設定課題 a:
家賃の変更に関する本文から、「一 基準家賃 管理開始された際の家賃。ただし、傾斜家賃適用住宅にあつては、傾斜期間終了後の家賃とする。」から「る敷金を請求するものとする。」までの部分を、一字も変えずに書き出してください。

選択本文:

▽

二 昭和四六年一〇月一日以降に管理開始された住宅で、傾斜期間が五年であるもの 傾斜期間終了後の家賃となつた年度の翌々年度の四月一日から実施する。
三 賃貸借契約に定める入居開始可能日が昭和五二年七月一日以降である住宅 家賃の変更の実施期日を一年間繰り下げる。
三 変更家賃の算定方法
(1) 変更家賃は、基準家賃に、変更限度家賃から基準家賃を控除した額に二分の一を乗じて得た数を加えた額を基準とする。この場合において、変更家賃と現行家賃との差額が、五〇〇円未満のときは変更しないものとし、七、〇〇〇円を超えるときは現行家賃に七、〇〇〇円を加えた額とする。
(2) 前項において、次の各号を掲げる用語の意義は、それぞれ当該各号に定めるところによる。
一 基準家賃 管理開始された際の家賃。ただし、傾斜家賃適用住宅にあつては、傾斜期間終了後の家賃とする。
二 変更限度家賃 別紙の変更限度家賃算定基準により算定した家賃
四 家賃の変更の特別措置
家賃の変更の実施期日において、現に生活保護法(昭和二五年法律第一四四号)による住宅扶助の給付を受けている居住者のうち、変更家賃が当該住宅扶助の限度額を超えることとなる者については、当該住宅扶助の限度額まで減額することができるものとする。
五 増収額の使途
家賃の変更による増収額は、維持管理経費と家賃の抑制に要する費用に充てるものとする。
六 敷金の変更
家賃の変更に伴い、変更家賃と現行家賃との差額の三か月分に相当する敷金を請求するものとする。
(別紙)変更限度家賃算定基準
変更限度家賃は、次の各号に掲げる費用の合計額を一二で除して得た額(月割数)とする。

△

本課題の入力:
▽

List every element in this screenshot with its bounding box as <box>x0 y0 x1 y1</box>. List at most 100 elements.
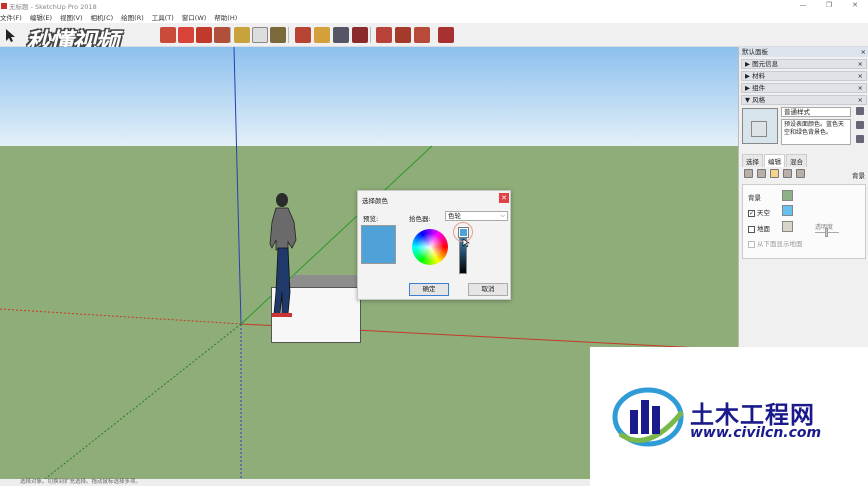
cancel-button[interactable]: 取消 <box>468 283 508 296</box>
menu-camera[interactable]: 相机(C) <box>91 12 114 22</box>
ruby-console-icon[interactable] <box>438 27 454 43</box>
menu-bar: 文件(F) 编辑(E) 视图(V) 相机(C) 绘图(R) 工具(T) 窗口(W… <box>0 11 868 23</box>
sketchup-app-icon <box>1 2 7 9</box>
toolbar-divider <box>370 27 371 43</box>
panel-title: 默认面板 × <box>739 47 868 57</box>
maximize-button[interactable]: ❐ <box>816 0 842 11</box>
panel-title-text: 默认面板 <box>742 48 768 56</box>
tray-label: ▶ 组件 <box>745 84 766 92</box>
zoom-extents-icon[interactable] <box>352 27 368 43</box>
text-tool-icon[interactable] <box>252 27 268 43</box>
close-icon[interactable]: × <box>861 47 866 57</box>
zoom-magnifier-icon[interactable] <box>333 27 349 43</box>
preview-label: 预览: <box>363 215 379 223</box>
style-thumbnail <box>742 108 778 144</box>
orbit-tool-icon[interactable] <box>295 27 311 43</box>
tray-styles[interactable]: ▼ 风格 × <box>741 95 867 105</box>
extension-warehouse-icon[interactable] <box>414 27 430 43</box>
sky-checkbox-row[interactable]: ✓ 天空 <box>748 207 770 217</box>
close-icon[interactable]: ✕ <box>499 193 509 203</box>
window-title: 无标题 - SketchUp Pro 2018 <box>9 2 97 11</box>
menu-view[interactable]: 视图(V) <box>60 12 83 22</box>
close-window-button[interactable]: ✕ <box>842 0 868 11</box>
style-description-field[interactable]: 预设表面颜色。蓝色天空和绿色背景色。 <box>781 119 851 145</box>
color-wheel[interactable] <box>412 229 448 265</box>
picker-mode-select[interactable]: 色轮 ⌵ <box>445 211 508 221</box>
picker-label: 拾色器: <box>409 215 431 223</box>
chevron-down-icon: ⌵ <box>500 212 505 219</box>
tab-mix[interactable]: 混合 <box>786 154 807 167</box>
tray-entity-info[interactable]: ▶ 图元信息 × <box>741 59 867 69</box>
share-model-icon[interactable] <box>395 27 411 43</box>
pan-hand-icon[interactable] <box>314 27 330 43</box>
edge-settings-icon[interactable] <box>744 169 753 178</box>
rotate-tool-icon[interactable] <box>196 27 212 43</box>
details-icon[interactable] <box>856 121 864 129</box>
menu-tools[interactable]: 工具(T) <box>152 12 174 22</box>
tray-materials[interactable]: ▶ 材料 × <box>741 71 867 81</box>
ground-label: 地面 <box>757 225 770 233</box>
dialog-title: 选择颜色 <box>362 197 388 205</box>
default-tray-panel: 默认面板 × ▶ 图元信息 × ▶ 材料 × ▶ 组件 × ▼ 风格 × 普通样式 预设表… <box>738 47 868 347</box>
face-settings-icon[interactable] <box>757 169 766 178</box>
warehouse-icon[interactable] <box>376 27 392 43</box>
show-ground-below-label: 从下面显示地面 <box>757 240 803 248</box>
background-settings: 背景 ✓ 天空 地面 透明度 从下面显示地面 <box>742 184 866 259</box>
menu-window[interactable]: 窗口(W) <box>182 12 207 22</box>
tape-measure-icon[interactable] <box>234 27 250 43</box>
tray-label: ▼ 风格 <box>745 96 766 104</box>
background-label: 背景 <box>748 194 761 202</box>
civilcn-logo-mark <box>612 387 684 447</box>
pushpull-tool-icon[interactable] <box>214 27 230 43</box>
move-tool-icon[interactable] <box>160 27 176 43</box>
menu-file[interactable]: 文件(F) <box>0 12 22 22</box>
section-label: 背景 <box>852 172 865 180</box>
sky-checkbox[interactable]: ✓ <box>748 209 755 217</box>
ground-checkbox[interactable] <box>748 225 755 233</box>
menu-draw[interactable]: 绘图(R) <box>121 12 144 22</box>
show-ground-below-row[interactable]: 从下面显示地面 <box>748 238 803 248</box>
background-settings-icon[interactable] <box>770 169 779 178</box>
tray-components[interactable]: ▶ 组件 × <box>741 83 867 93</box>
close-icon[interactable]: × <box>858 60 863 68</box>
show-ground-below-checkbox[interactable] <box>748 240 755 248</box>
style-tabs: 选择 编辑 混合 <box>742 154 808 167</box>
scale-figure <box>269 193 297 317</box>
background-color-swatch[interactable] <box>782 190 793 201</box>
logo-url-text: www.civilcn.com <box>690 425 822 441</box>
modeling-settings-icon[interactable] <box>796 169 805 178</box>
close-icon[interactable]: × <box>858 72 863 80</box>
refresh-icon[interactable] <box>856 135 864 143</box>
picker-mode-value: 色轮 <box>448 212 461 220</box>
style-name-field[interactable]: 普通样式 <box>781 107 851 117</box>
close-icon[interactable]: × <box>858 96 863 104</box>
tab-select[interactable]: 选择 <box>742 154 763 167</box>
update-style-icon[interactable] <box>856 107 864 115</box>
ground-checkbox-row[interactable]: 地面 <box>748 223 770 233</box>
civilcn-logo-overlay: 土木工程网 www.civilcn.com <box>590 347 868 486</box>
watermark-settings-icon[interactable] <box>783 169 792 178</box>
menu-edit[interactable]: 编辑(E) <box>30 12 52 22</box>
ok-button[interactable]: 确定 <box>409 283 449 296</box>
window-controls: — ❐ ✕ <box>790 0 868 11</box>
minimize-button[interactable]: — <box>790 0 816 11</box>
tab-edit[interactable]: 编辑 <box>764 154 785 167</box>
select-arrow-icon[interactable] <box>2 27 18 43</box>
ground-color-swatch[interactable] <box>782 221 793 232</box>
style-side-icons <box>856 107 866 149</box>
color-preview-swatch <box>361 225 396 264</box>
red-axis-dashed <box>0 308 242 325</box>
sky-color-swatch[interactable] <box>782 205 793 216</box>
tray-label: ▶ 材料 <box>745 72 766 80</box>
sketchup-window: 无标题 - SketchUp Pro 2018 — ❐ ✕ 文件(F) 编辑(E… <box>0 0 868 486</box>
tray-label: ▶ 图元信息 <box>745 60 779 68</box>
menu-help[interactable]: 帮助(H) <box>214 12 237 22</box>
paint-bucket-icon[interactable] <box>270 27 286 43</box>
toolbar-divider <box>230 27 231 43</box>
title-bar: 无标题 - SketchUp Pro 2018 — ❐ ✕ <box>0 0 868 11</box>
move-arrows-icon[interactable] <box>178 27 194 43</box>
transparency-slider-thumb[interactable] <box>825 228 828 237</box>
close-icon[interactable]: × <box>858 84 863 92</box>
select-color-dialog: 选择颜色 ✕ 预览: 拾色器: 色轮 ⌵ 确定 取消 <box>357 190 511 300</box>
green-axis-dashed <box>44 323 242 479</box>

△

設定課題 b:
記録のうち、「cancel-button[interactable]: 取消 <box>468」を含む行から「close-window-button[interactable]: ✕ <box>842」を含む行までを、両端の行も含め、それらの行のみそのまま再掲してください。

最終結果 a:
一 基準家賃 管理開始された際の家賃。ただし、傾斜家賃適用住宅にあつては、傾斜期間終了後の家賃とする。
二 変更限度家賃 別紙の変更限度家賃算定基準により算定した家賃
四 家賃の変更の特別措置
家賃の変更の実施期日において、現に生活保護法(昭和二五年法律第一四四号)による住宅扶助の給付を受けている居住者のうち、変更家賃が当該住宅扶助の限度額を超えることとなる者については、当該住宅扶助の限度額まで減額することができるものとする。
五 増収額の使途
家賃の変更による増収額は、維持管理経費と家賃の抑制に要する費用に充てるものとする。
六 敷金の変更
家賃の変更に伴い、変更家賃と現行家賃との差額の三か月分に相当する敷金を請求するものとする。

最終結果 b:
cancel-button[interactable]: 取消 <box>468 283 508 296</box>
menu-camera[interactable]: 相机(C) <box>91 12 114 22</box>
ruby-console-icon[interactable] <box>438 27 454 43</box>
menu-bar: 文件(F) 编辑(E) 视图(V) 相机(C) 绘图(R) 工具(T) 窗口(W… <box>0 11 868 23</box>
sketchup-app-icon <box>1 2 7 9</box>
toolbar-divider <box>370 27 371 43</box>
panel-title: 默认面板 × <box>739 47 868 57</box>
maximize-button[interactable]: ❐ <box>816 0 842 11</box>
panel-title-text: 默认面板 <box>742 48 768 56</box>
tray-label: ▶ 组件 <box>745 84 766 92</box>
zoom-extents-icon[interactable] <box>352 27 368 43</box>
text-tool-icon[interactable] <box>252 27 268 43</box>
close-icon[interactable]: × <box>861 47 866 57</box>
zoom-magnifier-icon[interactable] <box>333 27 349 43</box>
preview-label: 预览: <box>363 215 379 223</box>
style-thumbnail <box>742 108 778 144</box>
orbit-tool-icon[interactable] <box>295 27 311 43</box>
tray-styles[interactable]: ▼ 风格 × <box>741 95 867 105</box>
extension-warehouse-icon[interactable] <box>414 27 430 43</box>
sky-checkbox-row[interactable]: ✓ 天空 <box>748 207 770 217</box>
close-icon[interactable]: ✕ <box>499 193 509 203</box>
window-title: 无标题 - SketchUp Pro 2018 <box>9 2 97 11</box>
menu-view[interactable]: 视图(V) <box>60 12 83 22</box>
close-window-button[interactable]: ✕ <box>842 0 868 11</box>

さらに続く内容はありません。